Stored items from a collection
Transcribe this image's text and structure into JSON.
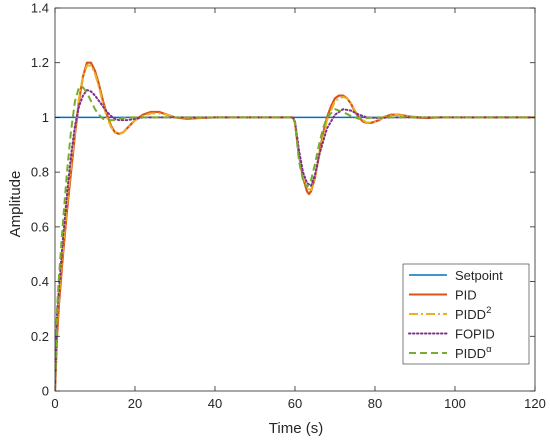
{
  "chart_data": {
    "type": "line",
    "title": "",
    "xlabel": "Time (s)",
    "ylabel": "Amplitude",
    "xlim": [
      0,
      120
    ],
    "ylim": [
      0,
      1.4
    ],
    "xticks": [
      0,
      20,
      40,
      60,
      80,
      100,
      120
    ],
    "yticks": [
      0,
      0.2,
      0.4,
      0.6,
      0.8,
      1,
      1.2,
      1.4
    ],
    "grid": false,
    "legend_position": "bottom-right",
    "series": [
      {
        "name": "Setpoint",
        "color": "#0072BD",
        "style": "solid",
        "x": [
          0,
          120
        ],
        "y": [
          1,
          1
        ]
      },
      {
        "name": "PID",
        "color": "#D95319",
        "style": "solid",
        "x": [
          0,
          0.5,
          1,
          2,
          3,
          4,
          5,
          6,
          7,
          8,
          9,
          10,
          11,
          12,
          13,
          14,
          15,
          16,
          17,
          18,
          19,
          20,
          21,
          22,
          24,
          26,
          28,
          30,
          33,
          36,
          40,
          45,
          50,
          55,
          59.5,
          60,
          60.5,
          61,
          62,
          63,
          63.5,
          64,
          65,
          66,
          67,
          68,
          69,
          70,
          71,
          72,
          73,
          74,
          75,
          76,
          77,
          78,
          79,
          80,
          81,
          82,
          84,
          86,
          88,
          90,
          93,
          96,
          100,
          110,
          120
        ],
        "y": [
          0,
          0.2,
          0.32,
          0.5,
          0.66,
          0.8,
          0.94,
          1.06,
          1.15,
          1.2,
          1.2,
          1.17,
          1.12,
          1.06,
          1.01,
          0.97,
          0.945,
          0.94,
          0.945,
          0.96,
          0.975,
          0.99,
          1.0,
          1.01,
          1.02,
          1.02,
          1.01,
          1.0,
          0.995,
          0.998,
          1.0,
          1.0,
          1.0,
          1.0,
          1.0,
          0.98,
          0.92,
          0.86,
          0.78,
          0.73,
          0.72,
          0.73,
          0.78,
          0.86,
          0.94,
          1.0,
          1.04,
          1.07,
          1.08,
          1.08,
          1.07,
          1.05,
          1.02,
          1.0,
          0.985,
          0.98,
          0.98,
          0.985,
          0.99,
          1.0,
          1.01,
          1.01,
          1.005,
          1.0,
          0.998,
          1.0,
          1.0,
          1.0,
          1.0
        ]
      },
      {
        "name": "PIDD",
        "name_superscript": "2",
        "color": "#EDB120",
        "style": "dashdot",
        "x": [
          0,
          0.5,
          1,
          2,
          3,
          4,
          5,
          6,
          7,
          8,
          9,
          10,
          11,
          12,
          13,
          14,
          15,
          16,
          17,
          18,
          19,
          20,
          22,
          24,
          26,
          28,
          30,
          34,
          40,
          50,
          59.5,
          60,
          61,
          62,
          63,
          64,
          65,
          66,
          68,
          70,
          72,
          73,
          74,
          76,
          78,
          80,
          82,
          85,
          88,
          92,
          100,
          120
        ],
        "y": [
          0,
          0.24,
          0.35,
          0.52,
          0.68,
          0.82,
          0.95,
          1.07,
          1.15,
          1.19,
          1.19,
          1.16,
          1.11,
          1.05,
          1.0,
          0.965,
          0.945,
          0.94,
          0.945,
          0.96,
          0.975,
          0.99,
          1.005,
          1.015,
          1.015,
          1.01,
          1.0,
          0.998,
          1.0,
          1.0,
          1.0,
          0.98,
          0.87,
          0.79,
          0.74,
          0.735,
          0.78,
          0.86,
          0.99,
          1.06,
          1.075,
          1.07,
          1.05,
          1.0,
          0.98,
          0.985,
          1.0,
          1.01,
          1.005,
          1.0,
          1.0,
          1.0
        ]
      },
      {
        "name": "FOPID",
        "color": "#7E2F8E",
        "style": "dotted",
        "x": [
          0,
          0.5,
          1,
          2,
          3,
          4,
          5,
          6,
          7,
          8,
          9,
          10,
          11,
          12,
          13,
          14,
          15,
          16,
          18,
          20,
          22,
          25,
          30,
          40,
          50,
          59.5,
          60,
          61,
          62,
          63,
          64,
          65,
          66,
          68,
          70,
          72,
          74,
          76,
          78,
          80,
          85,
          90,
          100,
          120
        ],
        "y": [
          0,
          0.28,
          0.38,
          0.56,
          0.72,
          0.86,
          0.97,
          1.04,
          1.08,
          1.1,
          1.095,
          1.08,
          1.06,
          1.04,
          1.02,
          1.005,
          0.995,
          0.99,
          0.99,
          0.995,
          1.0,
          1.0,
          1.0,
          1.0,
          1.0,
          1.0,
          0.985,
          0.88,
          0.8,
          0.76,
          0.75,
          0.79,
          0.86,
          0.96,
          1.01,
          1.03,
          1.025,
          1.01,
          1.0,
          0.998,
          1.0,
          1.0,
          1.0,
          1.0
        ]
      },
      {
        "name": "PIDD",
        "name_superscript": "α",
        "color": "#77AC30",
        "style": "dashed",
        "x": [
          0,
          0.5,
          1,
          2,
          3,
          4,
          5,
          6,
          7,
          8,
          9,
          10,
          11,
          12,
          13,
          14,
          15,
          16,
          18,
          20,
          22,
          25,
          30,
          40,
          50,
          59.5,
          60,
          61,
          62,
          63,
          64,
          65,
          66,
          67,
          68,
          70,
          72,
          74,
          76,
          78,
          80,
          85,
          90,
          100,
          120
        ],
        "y": [
          0,
          0.3,
          0.42,
          0.62,
          0.8,
          0.95,
          1.06,
          1.11,
          1.11,
          1.09,
          1.06,
          1.03,
          1.01,
          0.995,
          0.99,
          0.99,
          0.99,
          0.995,
          1.0,
          1.0,
          1.0,
          1.0,
          1.0,
          1.0,
          1.0,
          1.0,
          0.98,
          0.84,
          0.77,
          0.745,
          0.77,
          0.83,
          0.9,
          0.96,
          1.0,
          1.03,
          1.02,
          1.005,
          0.995,
          0.998,
          1.0,
          1.0,
          1.0,
          1.0,
          1.0
        ]
      }
    ]
  }
}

■ CHALLENGE: Restate the whole listing above exactly, please, omitting every image.

■ THE OUTPUT:
Transcribe this image's text and structure into JSON.
{
  "chart_data": {
    "type": "line",
    "title": "",
    "xlabel": "Time (s)",
    "ylabel": "Amplitude",
    "xlim": [
      0,
      120
    ],
    "ylim": [
      0,
      1.4
    ],
    "xticks": [
      0,
      20,
      40,
      60,
      80,
      100,
      120
    ],
    "yticks": [
      0,
      0.2,
      0.4,
      0.6,
      0.8,
      1,
      1.2,
      1.4
    ],
    "grid": false,
    "legend_position": "bottom-right",
    "series": [
      {
        "name": "Setpoint",
        "color": "#0072BD",
        "style": "solid",
        "x": [
          0,
          120
        ],
        "y": [
          1,
          1
        ]
      },
      {
        "name": "PID",
        "color": "#D95319",
        "style": "solid",
        "x": [
          0,
          0.5,
          1,
          2,
          3,
          4,
          5,
          6,
          7,
          8,
          9,
          10,
          11,
          12,
          13,
          14,
          15,
          16,
          17,
          18,
          19,
          20,
          21,
          22,
          24,
          26,
          28,
          30,
          33,
          36,
          40,
          45,
          50,
          55,
          59.5,
          60,
          60.5,
          61,
          62,
          63,
          63.5,
          64,
          65,
          66,
          67,
          68,
          69,
          70,
          71,
          72,
          73,
          74,
          75,
          76,
          77,
          78,
          79,
          80,
          81,
          82,
          84,
          86,
          88,
          90,
          93,
          96,
          100,
          110,
          120
        ],
        "y": [
          0,
          0.2,
          0.32,
          0.5,
          0.66,
          0.8,
          0.94,
          1.06,
          1.15,
          1.2,
          1.2,
          1.17,
          1.12,
          1.06,
          1.01,
          0.97,
          0.945,
          0.94,
          0.945,
          0.96,
          0.975,
          0.99,
          1.0,
          1.01,
          1.02,
          1.02,
          1.01,
          1.0,
          0.995,
          0.998,
          1.0,
          1.0,
          1.0,
          1.0,
          1.0,
          0.98,
          0.92,
          0.86,
          0.78,
          0.73,
          0.72,
          0.73,
          0.78,
          0.86,
          0.94,
          1.0,
          1.04,
          1.07,
          1.08,
          1.08,
          1.07,
          1.05,
          1.02,
          1.0,
          0.985,
          0.98,
          0.98,
          0.985,
          0.99,
          1.0,
          1.01,
          1.01,
          1.005,
          1.0,
          0.998,
          1.0,
          1.0,
          1.0,
          1.0
        ]
      },
      {
        "name": "PIDD",
        "name_superscript": "2",
        "color": "#EDB120",
        "style": "dashdot",
        "x": [
          0,
          0.5,
          1,
          2,
          3,
          4,
          5,
          6,
          7,
          8,
          9,
          10,
          11,
          12,
          13,
          14,
          15,
          16,
          17,
          18,
          19,
          20,
          22,
          24,
          26,
          28,
          30,
          34,
          40,
          50,
          59.5,
          60,
          61,
          62,
          63,
          64,
          65,
          66,
          68,
          70,
          72,
          73,
          74,
          76,
          78,
          80,
          82,
          85,
          88,
          92,
          100,
          120
        ],
        "y": [
          0,
          0.24,
          0.35,
          0.52,
          0.68,
          0.82,
          0.95,
          1.07,
          1.15,
          1.19,
          1.19,
          1.16,
          1.11,
          1.05,
          1.0,
          0.965,
          0.945,
          0.94,
          0.945,
          0.96,
          0.975,
          0.99,
          1.005,
          1.015,
          1.015,
          1.01,
          1.0,
          0.998,
          1.0,
          1.0,
          1.0,
          0.98,
          0.87,
          0.79,
          0.74,
          0.735,
          0.78,
          0.86,
          0.99,
          1.06,
          1.075,
          1.07,
          1.05,
          1.0,
          0.98,
          0.985,
          1.0,
          1.01,
          1.005,
          1.0,
          1.0,
          1.0
        ]
      },
      {
        "name": "FOPID",
        "color": "#7E2F8E",
        "style": "dotted",
        "x": [
          0,
          0.5,
          1,
          2,
          3,
          4,
          5,
          6,
          7,
          8,
          9,
          10,
          11,
          12,
          13,
          14,
          15,
          16,
          18,
          20,
          22,
          25,
          30,
          40,
          50,
          59.5,
          60,
          61,
          62,
          63,
          64,
          65,
          66,
          68,
          70,
          72,
          74,
          76,
          78,
          80,
          85,
          90,
          100,
          120
        ],
        "y": [
          0,
          0.28,
          0.38,
          0.56,
          0.72,
          0.86,
          0.97,
          1.04,
          1.08,
          1.1,
          1.095,
          1.08,
          1.06,
          1.04,
          1.02,
          1.005,
          0.995,
          0.99,
          0.99,
          0.995,
          1.0,
          1.0,
          1.0,
          1.0,
          1.0,
          1.0,
          0.985,
          0.88,
          0.8,
          0.76,
          0.75,
          0.79,
          0.86,
          0.96,
          1.01,
          1.03,
          1.025,
          1.01,
          1.0,
          0.998,
          1.0,
          1.0,
          1.0,
          1.0
        ]
      },
      {
        "name": "PIDD",
        "name_superscript": "α",
        "color": "#77AC30",
        "style": "dashed",
        "x": [
          0,
          0.5,
          1,
          2,
          3,
          4,
          5,
          6,
          7,
          8,
          9,
          10,
          11,
          12,
          13,
          14,
          15,
          16,
          18,
          20,
          22,
          25,
          30,
          40,
          50,
          59.5,
          60,
          61,
          62,
          63,
          64,
          65,
          66,
          67,
          68,
          70,
          72,
          74,
          76,
          78,
          80,
          85,
          90,
          100,
          120
        ],
        "y": [
          0,
          0.3,
          0.42,
          0.62,
          0.8,
          0.95,
          1.06,
          1.11,
          1.11,
          1.09,
          1.06,
          1.03,
          1.01,
          0.995,
          0.99,
          0.99,
          0.99,
          0.995,
          1.0,
          1.0,
          1.0,
          1.0,
          1.0,
          1.0,
          1.0,
          1.0,
          0.98,
          0.84,
          0.77,
          0.745,
          0.77,
          0.83,
          0.9,
          0.96,
          1.0,
          1.03,
          1.02,
          1.005,
          0.995,
          0.998,
          1.0,
          1.0,
          1.0,
          1.0,
          1.0
        ]
      }
    ]
  }
}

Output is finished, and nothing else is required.